Gather, from the listing beneath this task, every line holding the string "content".

===== Extracted entries =====

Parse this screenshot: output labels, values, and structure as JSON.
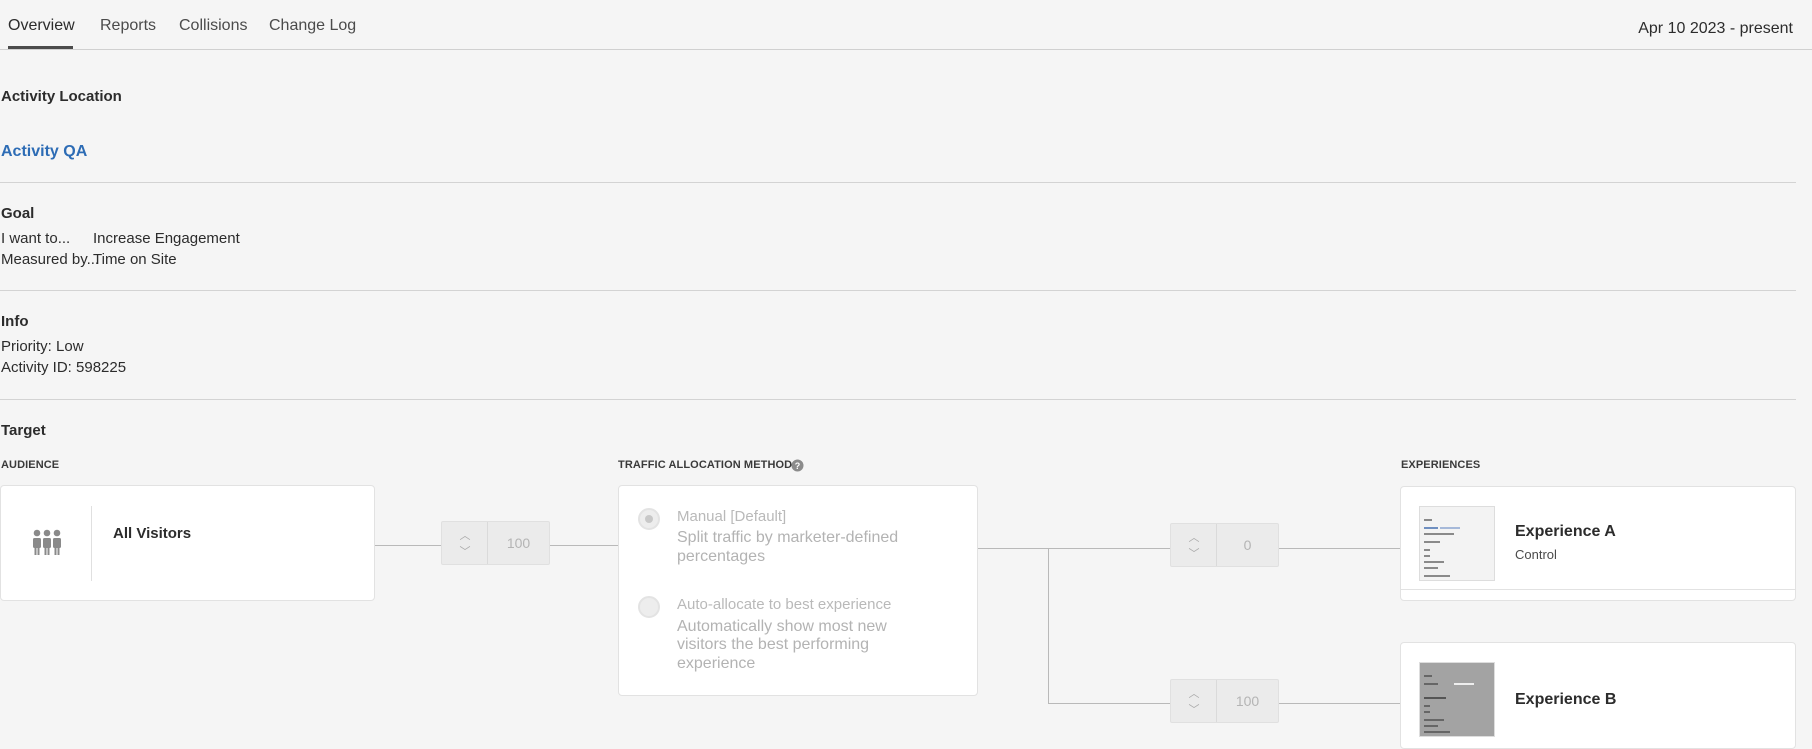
{
  "tabs": [
    {
      "label": "Overview"
    },
    {
      "label": "Reports"
    },
    {
      "label": "Collisions"
    },
    {
      "label": "Change Log"
    }
  ],
  "date_range": "Apr 10 2023 - present",
  "activity_location": {
    "heading": "Activity Location",
    "link": "Activity QA"
  },
  "goal": {
    "heading": "Goal",
    "want_label": "I want to...",
    "want_value": "Increase Engagement",
    "measured_label": "Measured by...",
    "measured_value": "Time on Site"
  },
  "info": {
    "heading": "Info",
    "priority": "Priority: Low",
    "activity_id": "Activity ID: 598225"
  },
  "target": {
    "heading": "Target",
    "audience_header": "AUDIENCE",
    "traffic_header": "TRAFFIC ALLOCATION METHOD",
    "experiences_header": "EXPERIENCES",
    "audience_name": "All Visitors",
    "audience_percent": "100",
    "traffic_options": [
      {
        "title": "Manual [Default]",
        "desc_line1": "Split traffic by marketer-defined",
        "desc_line2": "percentages"
      },
      {
        "title": "Auto-allocate to best experience",
        "desc_line1": "Automatically show most new",
        "desc_line2": "visitors the best performing",
        "desc_line3": "experience"
      }
    ],
    "experiences": [
      {
        "name": "Experience A",
        "subtitle": "Control",
        "percent": "0"
      },
      {
        "name": "Experience B",
        "percent": "100"
      }
    ]
  },
  "colors": {
    "link": "#2d6cb5",
    "background": "#f5f5f5",
    "card": "#ffffff",
    "disabled_text": "#b9b9b9"
  },
  "icons": {
    "audience": "people-group-icon",
    "help": "help-circle-icon",
    "step_up": "chevron-up-icon",
    "step_down": "chevron-down-icon"
  }
}
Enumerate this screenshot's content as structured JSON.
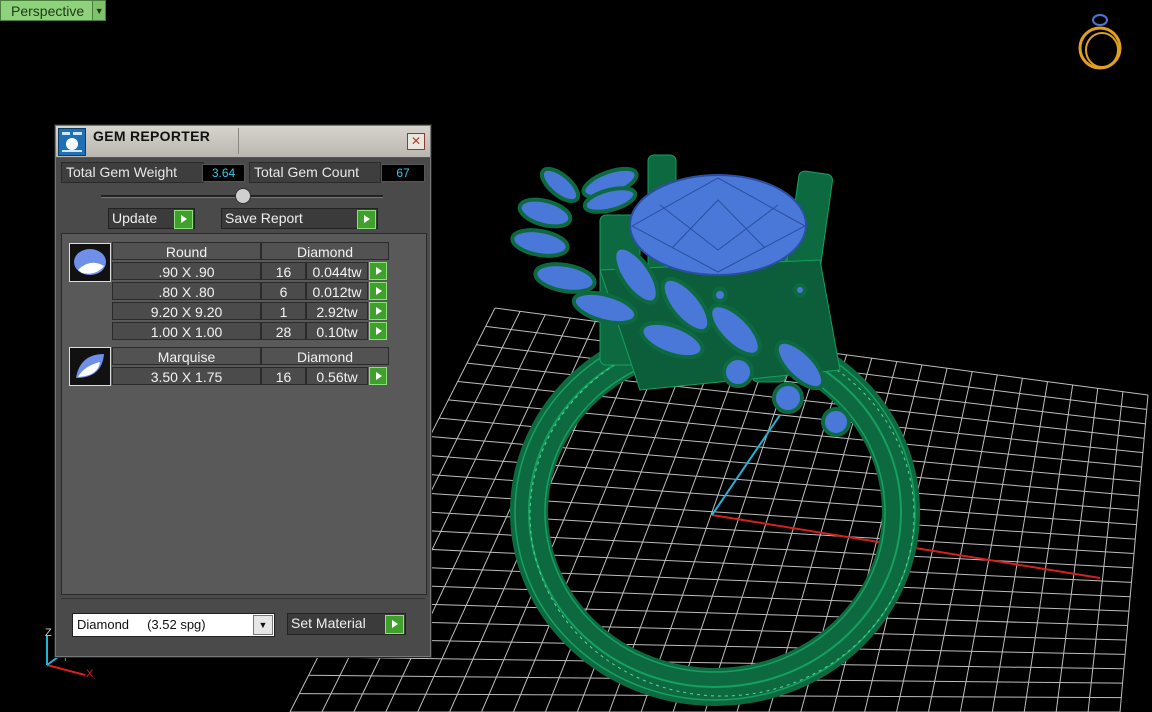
{
  "viewport": {
    "view_label": "Perspective",
    "axis_labels": {
      "z": "Z",
      "y": "Y",
      "x": "X"
    }
  },
  "panel": {
    "title": "GEM REPORTER",
    "total_weight_label": "Total Gem Weight",
    "total_weight_value": "3.64",
    "total_count_label": "Total Gem Count",
    "total_count_value": "67",
    "update_label": "Update",
    "save_report_label": "Save Report",
    "groups": [
      {
        "shape": "Round",
        "material": "Diamond",
        "rows": [
          {
            "size": ".90 X .90",
            "count": "16",
            "weight": "0.044tw"
          },
          {
            "size": ".80 X .80",
            "count": "6",
            "weight": "0.012tw"
          },
          {
            "size": "9.20 X 9.20",
            "count": "1",
            "weight": "2.92tw"
          },
          {
            "size": "1.00 X 1.00",
            "count": "28",
            "weight": "0.10tw"
          }
        ]
      },
      {
        "shape": "Marquise",
        "material": "Diamond",
        "rows": [
          {
            "size": "3.50 X 1.75",
            "count": "16",
            "weight": "0.56tw"
          }
        ]
      }
    ],
    "material_select_value": "Diamond     (3.52 spg)",
    "set_material_label": "Set Material"
  },
  "colors": {
    "ring_green": "#0f7a4a",
    "gem_blue": "#4a78d8",
    "grid": "#c8c8c8",
    "axis_red": "#d62020",
    "axis_cyan": "#22b4d6",
    "value_cyan": "#3ec6e8",
    "button_green": "#3fa12c"
  },
  "icons": [
    "ring-thumbnail-icon",
    "gem-reporter-icon",
    "close-icon",
    "play-arrow-icon",
    "round-gem-icon",
    "marquise-gem-icon",
    "dropdown-arrow-icon"
  ]
}
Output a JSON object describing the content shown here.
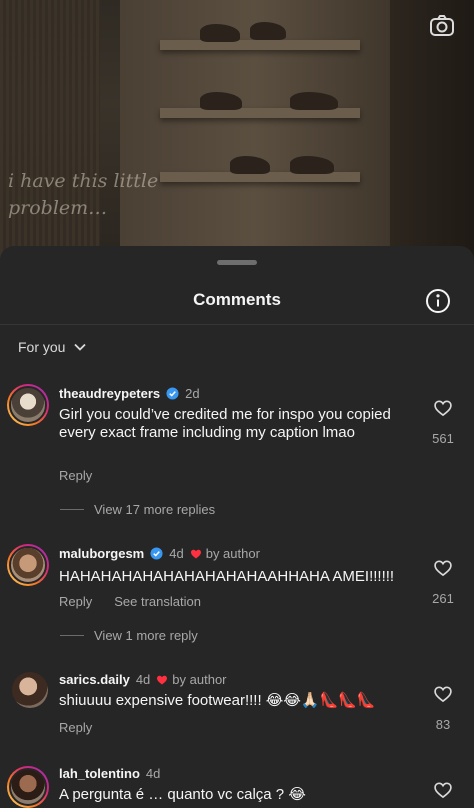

=====

Exercise response
Enumerate this screenshot's content as structured JSON.
Output a JSON object describing the content shown here.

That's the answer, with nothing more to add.